───── Provided information
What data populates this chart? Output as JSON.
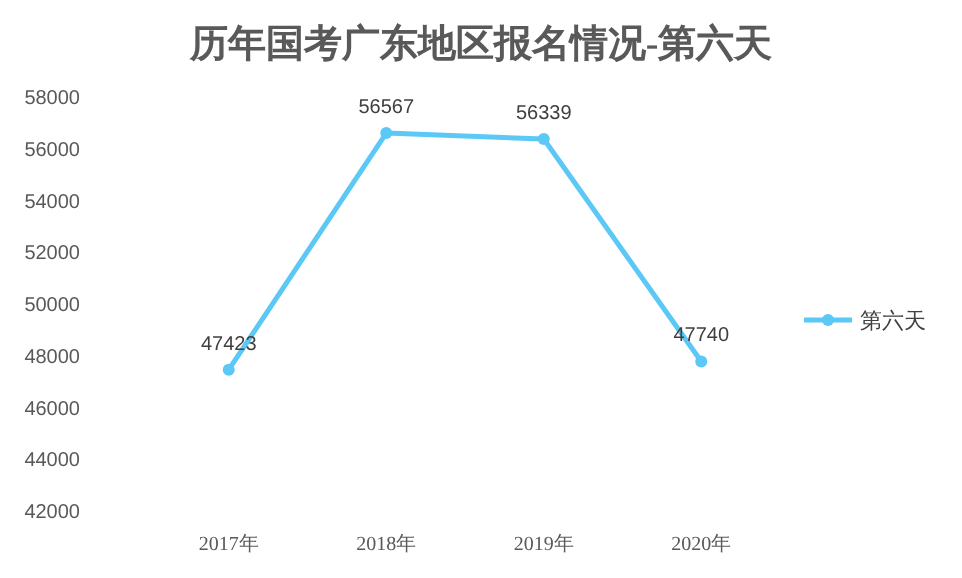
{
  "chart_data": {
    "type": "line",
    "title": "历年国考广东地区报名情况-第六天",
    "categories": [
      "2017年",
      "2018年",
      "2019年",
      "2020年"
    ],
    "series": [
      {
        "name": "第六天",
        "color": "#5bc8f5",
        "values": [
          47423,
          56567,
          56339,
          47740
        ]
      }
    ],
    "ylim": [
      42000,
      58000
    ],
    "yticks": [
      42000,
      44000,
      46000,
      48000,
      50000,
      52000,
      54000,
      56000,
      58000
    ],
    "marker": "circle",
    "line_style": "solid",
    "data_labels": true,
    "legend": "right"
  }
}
──────────
───── Provided information
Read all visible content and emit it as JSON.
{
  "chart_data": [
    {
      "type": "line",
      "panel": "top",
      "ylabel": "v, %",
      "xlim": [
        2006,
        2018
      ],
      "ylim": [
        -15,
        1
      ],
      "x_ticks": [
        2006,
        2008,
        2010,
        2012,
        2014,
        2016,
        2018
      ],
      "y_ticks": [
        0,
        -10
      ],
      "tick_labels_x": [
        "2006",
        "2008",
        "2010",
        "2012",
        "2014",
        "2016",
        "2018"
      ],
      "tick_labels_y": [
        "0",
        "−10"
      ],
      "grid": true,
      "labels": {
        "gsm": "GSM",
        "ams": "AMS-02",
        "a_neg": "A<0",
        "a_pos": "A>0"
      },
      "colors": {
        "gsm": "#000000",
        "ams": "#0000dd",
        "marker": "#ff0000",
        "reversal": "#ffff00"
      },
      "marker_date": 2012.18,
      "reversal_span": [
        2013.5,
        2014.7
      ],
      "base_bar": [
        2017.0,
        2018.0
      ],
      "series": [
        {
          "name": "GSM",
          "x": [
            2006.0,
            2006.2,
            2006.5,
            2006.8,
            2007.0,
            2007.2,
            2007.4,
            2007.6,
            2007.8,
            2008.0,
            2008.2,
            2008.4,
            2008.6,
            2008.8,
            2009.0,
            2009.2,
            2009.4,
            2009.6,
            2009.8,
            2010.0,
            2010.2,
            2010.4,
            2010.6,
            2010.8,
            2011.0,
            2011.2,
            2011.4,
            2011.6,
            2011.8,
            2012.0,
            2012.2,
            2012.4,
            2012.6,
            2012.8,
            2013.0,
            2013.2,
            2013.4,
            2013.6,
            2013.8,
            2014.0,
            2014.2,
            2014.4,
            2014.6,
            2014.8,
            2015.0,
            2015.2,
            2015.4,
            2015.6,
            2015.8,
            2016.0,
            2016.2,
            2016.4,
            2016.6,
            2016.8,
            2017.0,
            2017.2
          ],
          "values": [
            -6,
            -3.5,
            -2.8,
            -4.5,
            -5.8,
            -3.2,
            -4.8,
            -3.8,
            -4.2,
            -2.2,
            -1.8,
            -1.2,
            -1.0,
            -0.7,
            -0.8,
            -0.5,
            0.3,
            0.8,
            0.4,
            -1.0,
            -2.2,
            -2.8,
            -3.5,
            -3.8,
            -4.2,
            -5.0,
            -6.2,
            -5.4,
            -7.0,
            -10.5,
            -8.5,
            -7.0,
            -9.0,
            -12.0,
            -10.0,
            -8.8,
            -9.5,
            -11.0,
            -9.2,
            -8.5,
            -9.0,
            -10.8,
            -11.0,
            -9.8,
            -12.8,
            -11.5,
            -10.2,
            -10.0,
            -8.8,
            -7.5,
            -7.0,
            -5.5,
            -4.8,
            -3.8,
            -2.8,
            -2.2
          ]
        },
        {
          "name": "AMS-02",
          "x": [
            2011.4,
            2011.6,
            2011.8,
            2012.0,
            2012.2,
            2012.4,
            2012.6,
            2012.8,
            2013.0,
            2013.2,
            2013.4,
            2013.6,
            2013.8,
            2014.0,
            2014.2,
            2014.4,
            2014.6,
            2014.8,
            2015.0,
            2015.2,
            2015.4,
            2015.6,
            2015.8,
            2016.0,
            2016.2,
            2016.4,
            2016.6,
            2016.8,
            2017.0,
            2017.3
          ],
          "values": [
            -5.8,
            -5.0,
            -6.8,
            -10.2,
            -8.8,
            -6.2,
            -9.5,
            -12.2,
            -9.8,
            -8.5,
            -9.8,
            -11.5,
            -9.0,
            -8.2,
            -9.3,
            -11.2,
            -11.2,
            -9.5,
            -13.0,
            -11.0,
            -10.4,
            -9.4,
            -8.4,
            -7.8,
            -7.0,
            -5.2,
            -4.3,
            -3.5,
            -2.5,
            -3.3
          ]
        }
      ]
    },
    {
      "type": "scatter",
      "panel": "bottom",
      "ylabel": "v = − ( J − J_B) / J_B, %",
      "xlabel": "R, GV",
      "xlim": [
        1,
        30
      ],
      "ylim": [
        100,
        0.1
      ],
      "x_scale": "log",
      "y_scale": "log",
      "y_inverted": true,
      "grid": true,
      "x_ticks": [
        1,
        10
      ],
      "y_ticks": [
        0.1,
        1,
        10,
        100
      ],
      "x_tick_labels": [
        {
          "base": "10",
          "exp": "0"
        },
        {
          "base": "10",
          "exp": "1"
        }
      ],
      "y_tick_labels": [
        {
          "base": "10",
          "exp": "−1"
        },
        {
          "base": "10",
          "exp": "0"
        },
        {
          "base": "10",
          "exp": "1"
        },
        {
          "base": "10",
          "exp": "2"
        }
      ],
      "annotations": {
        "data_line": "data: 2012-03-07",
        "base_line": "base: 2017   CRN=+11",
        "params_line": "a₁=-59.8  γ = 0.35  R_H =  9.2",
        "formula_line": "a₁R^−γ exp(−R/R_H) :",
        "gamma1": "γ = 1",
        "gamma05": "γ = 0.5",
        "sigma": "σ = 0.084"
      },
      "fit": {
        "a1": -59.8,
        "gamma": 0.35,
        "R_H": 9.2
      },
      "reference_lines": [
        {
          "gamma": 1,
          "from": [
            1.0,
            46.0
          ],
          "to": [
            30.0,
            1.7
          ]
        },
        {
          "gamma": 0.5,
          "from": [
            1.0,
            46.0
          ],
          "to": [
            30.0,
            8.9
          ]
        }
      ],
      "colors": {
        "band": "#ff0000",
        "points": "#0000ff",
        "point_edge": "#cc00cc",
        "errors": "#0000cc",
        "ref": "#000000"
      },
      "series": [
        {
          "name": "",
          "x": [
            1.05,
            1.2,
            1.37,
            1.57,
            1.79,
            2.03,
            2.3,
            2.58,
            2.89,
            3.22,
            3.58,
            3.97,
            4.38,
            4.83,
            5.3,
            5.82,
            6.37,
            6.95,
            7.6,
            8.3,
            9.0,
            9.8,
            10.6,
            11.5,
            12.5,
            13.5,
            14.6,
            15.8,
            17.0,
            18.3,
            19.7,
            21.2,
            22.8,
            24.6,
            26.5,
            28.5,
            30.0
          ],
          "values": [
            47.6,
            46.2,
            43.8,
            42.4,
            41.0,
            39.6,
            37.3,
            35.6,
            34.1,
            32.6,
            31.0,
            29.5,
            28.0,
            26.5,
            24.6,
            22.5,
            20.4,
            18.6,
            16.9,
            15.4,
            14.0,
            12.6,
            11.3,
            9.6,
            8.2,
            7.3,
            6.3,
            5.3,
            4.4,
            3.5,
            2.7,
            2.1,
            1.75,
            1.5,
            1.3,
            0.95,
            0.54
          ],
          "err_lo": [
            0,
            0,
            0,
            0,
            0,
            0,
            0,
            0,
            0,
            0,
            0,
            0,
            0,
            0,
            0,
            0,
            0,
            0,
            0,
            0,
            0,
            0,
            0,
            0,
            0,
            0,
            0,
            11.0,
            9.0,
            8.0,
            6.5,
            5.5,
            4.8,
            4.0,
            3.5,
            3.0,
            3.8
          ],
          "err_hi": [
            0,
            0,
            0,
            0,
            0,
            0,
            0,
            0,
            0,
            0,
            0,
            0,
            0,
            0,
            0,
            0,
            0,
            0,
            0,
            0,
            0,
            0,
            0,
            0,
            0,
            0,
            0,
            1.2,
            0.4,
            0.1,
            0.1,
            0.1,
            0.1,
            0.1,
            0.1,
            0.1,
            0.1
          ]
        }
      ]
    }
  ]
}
──────────
───── Provided information
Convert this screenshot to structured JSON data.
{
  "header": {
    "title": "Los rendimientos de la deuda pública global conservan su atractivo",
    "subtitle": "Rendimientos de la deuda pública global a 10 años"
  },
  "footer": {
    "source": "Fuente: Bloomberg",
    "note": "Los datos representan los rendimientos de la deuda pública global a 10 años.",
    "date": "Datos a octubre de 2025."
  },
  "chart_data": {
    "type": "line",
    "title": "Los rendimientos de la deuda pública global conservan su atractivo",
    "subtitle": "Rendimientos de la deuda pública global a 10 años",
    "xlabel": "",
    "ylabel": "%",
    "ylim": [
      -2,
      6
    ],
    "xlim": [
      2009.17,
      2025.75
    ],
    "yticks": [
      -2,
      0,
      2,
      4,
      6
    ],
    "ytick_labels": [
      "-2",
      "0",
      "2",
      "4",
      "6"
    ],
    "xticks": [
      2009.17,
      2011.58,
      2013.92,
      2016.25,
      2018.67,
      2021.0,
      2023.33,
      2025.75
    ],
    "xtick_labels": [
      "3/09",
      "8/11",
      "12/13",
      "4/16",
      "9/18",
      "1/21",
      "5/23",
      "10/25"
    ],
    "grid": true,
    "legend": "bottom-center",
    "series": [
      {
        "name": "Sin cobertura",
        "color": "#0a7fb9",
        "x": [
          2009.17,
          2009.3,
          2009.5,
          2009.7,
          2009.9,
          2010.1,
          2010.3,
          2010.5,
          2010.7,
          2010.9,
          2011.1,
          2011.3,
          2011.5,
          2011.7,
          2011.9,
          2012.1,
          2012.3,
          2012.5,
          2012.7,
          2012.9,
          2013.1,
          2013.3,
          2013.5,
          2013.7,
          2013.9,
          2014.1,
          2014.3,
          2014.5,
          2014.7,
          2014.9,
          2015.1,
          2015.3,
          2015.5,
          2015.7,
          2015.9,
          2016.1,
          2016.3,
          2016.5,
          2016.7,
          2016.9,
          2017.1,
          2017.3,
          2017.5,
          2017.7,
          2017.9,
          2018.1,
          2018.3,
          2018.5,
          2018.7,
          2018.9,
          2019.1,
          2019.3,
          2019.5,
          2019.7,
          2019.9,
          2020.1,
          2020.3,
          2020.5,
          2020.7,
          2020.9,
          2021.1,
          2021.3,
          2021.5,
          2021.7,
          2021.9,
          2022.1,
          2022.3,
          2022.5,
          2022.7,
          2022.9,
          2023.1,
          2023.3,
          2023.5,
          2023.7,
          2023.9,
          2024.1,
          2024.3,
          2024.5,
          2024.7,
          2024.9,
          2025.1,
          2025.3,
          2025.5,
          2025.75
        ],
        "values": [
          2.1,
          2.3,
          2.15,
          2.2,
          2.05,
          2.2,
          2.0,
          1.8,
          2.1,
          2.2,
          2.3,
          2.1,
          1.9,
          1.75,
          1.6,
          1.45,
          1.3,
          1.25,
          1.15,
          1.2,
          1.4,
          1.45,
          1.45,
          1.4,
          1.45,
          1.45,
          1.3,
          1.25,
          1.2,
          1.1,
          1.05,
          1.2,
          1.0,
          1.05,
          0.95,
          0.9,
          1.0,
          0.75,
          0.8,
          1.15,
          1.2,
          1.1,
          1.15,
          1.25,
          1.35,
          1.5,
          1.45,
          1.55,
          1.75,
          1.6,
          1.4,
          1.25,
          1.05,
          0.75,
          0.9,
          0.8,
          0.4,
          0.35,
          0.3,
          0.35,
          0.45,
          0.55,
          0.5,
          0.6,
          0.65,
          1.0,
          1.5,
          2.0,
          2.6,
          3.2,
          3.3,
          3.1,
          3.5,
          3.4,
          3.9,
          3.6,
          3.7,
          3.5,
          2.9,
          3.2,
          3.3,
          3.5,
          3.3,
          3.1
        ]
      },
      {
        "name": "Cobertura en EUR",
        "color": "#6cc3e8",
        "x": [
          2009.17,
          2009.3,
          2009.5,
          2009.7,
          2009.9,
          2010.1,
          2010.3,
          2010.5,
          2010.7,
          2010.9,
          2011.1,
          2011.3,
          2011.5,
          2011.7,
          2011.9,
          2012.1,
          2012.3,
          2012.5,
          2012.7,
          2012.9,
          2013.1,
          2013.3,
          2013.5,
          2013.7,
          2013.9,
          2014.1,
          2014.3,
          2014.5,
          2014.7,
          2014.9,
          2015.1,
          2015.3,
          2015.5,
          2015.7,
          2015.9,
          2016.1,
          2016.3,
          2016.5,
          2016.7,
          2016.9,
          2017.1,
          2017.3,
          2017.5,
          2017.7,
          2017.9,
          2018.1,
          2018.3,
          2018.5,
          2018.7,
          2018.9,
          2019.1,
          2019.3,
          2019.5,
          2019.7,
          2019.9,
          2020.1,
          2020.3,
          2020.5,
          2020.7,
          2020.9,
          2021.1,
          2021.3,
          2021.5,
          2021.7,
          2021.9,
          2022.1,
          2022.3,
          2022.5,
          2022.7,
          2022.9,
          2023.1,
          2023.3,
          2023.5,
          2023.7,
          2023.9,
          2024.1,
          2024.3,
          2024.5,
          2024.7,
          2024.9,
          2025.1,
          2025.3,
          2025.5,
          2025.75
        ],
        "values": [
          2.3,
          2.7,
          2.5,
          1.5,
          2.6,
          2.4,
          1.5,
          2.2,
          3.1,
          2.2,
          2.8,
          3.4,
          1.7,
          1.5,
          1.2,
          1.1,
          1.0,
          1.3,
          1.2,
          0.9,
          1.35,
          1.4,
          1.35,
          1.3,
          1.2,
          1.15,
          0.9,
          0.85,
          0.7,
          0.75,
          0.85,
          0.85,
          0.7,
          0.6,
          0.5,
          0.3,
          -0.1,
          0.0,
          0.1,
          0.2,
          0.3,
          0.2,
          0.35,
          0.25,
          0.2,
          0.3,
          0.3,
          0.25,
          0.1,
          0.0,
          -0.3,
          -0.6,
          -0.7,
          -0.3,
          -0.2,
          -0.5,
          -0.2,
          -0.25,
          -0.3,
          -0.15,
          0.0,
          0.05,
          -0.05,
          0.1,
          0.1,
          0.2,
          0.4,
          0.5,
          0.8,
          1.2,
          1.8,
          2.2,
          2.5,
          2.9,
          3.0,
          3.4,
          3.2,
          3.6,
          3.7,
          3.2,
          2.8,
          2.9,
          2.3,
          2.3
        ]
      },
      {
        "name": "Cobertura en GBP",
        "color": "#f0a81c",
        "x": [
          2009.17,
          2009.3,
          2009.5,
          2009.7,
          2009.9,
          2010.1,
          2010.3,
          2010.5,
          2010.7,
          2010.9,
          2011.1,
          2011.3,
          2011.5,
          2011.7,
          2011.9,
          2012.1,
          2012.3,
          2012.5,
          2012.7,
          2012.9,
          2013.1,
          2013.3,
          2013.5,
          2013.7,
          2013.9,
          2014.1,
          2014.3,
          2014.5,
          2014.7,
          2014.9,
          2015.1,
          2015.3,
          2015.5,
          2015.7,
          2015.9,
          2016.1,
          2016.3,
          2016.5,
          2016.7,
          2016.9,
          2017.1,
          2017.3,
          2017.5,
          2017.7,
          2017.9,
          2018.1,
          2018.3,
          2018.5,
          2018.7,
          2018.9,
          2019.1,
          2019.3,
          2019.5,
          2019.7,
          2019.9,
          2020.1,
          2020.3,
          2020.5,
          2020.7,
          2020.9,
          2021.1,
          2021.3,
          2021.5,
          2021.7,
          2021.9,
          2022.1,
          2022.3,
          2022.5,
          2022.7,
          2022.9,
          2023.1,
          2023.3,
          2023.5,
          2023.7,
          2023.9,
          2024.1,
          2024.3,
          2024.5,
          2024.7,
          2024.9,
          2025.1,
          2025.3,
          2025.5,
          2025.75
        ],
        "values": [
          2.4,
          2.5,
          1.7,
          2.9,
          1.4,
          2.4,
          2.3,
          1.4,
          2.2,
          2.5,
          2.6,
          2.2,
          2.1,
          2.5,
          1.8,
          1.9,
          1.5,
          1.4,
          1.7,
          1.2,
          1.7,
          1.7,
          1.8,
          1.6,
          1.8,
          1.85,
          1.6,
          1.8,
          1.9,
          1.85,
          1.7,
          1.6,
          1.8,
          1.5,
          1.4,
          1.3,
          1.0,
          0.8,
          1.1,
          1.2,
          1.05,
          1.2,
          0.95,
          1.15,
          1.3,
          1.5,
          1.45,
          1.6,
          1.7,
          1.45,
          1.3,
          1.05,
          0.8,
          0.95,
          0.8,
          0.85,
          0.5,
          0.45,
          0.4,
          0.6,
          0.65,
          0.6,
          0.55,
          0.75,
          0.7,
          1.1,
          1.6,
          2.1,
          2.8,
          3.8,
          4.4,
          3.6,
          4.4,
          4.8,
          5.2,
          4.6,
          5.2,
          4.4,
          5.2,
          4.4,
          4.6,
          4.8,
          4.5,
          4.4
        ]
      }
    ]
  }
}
──────────
_Aim_.
Lines that hold "name" are the ones to copy; find all of them.

_Answer for the task_.
        "name": "第六天",
          "name": "GSM",
          "name": "AMS-02",
          "name": "",
        "name": "Sin cobertura",
        "name": "Cobertura en EUR",
        "name": "Cobertura en GBP",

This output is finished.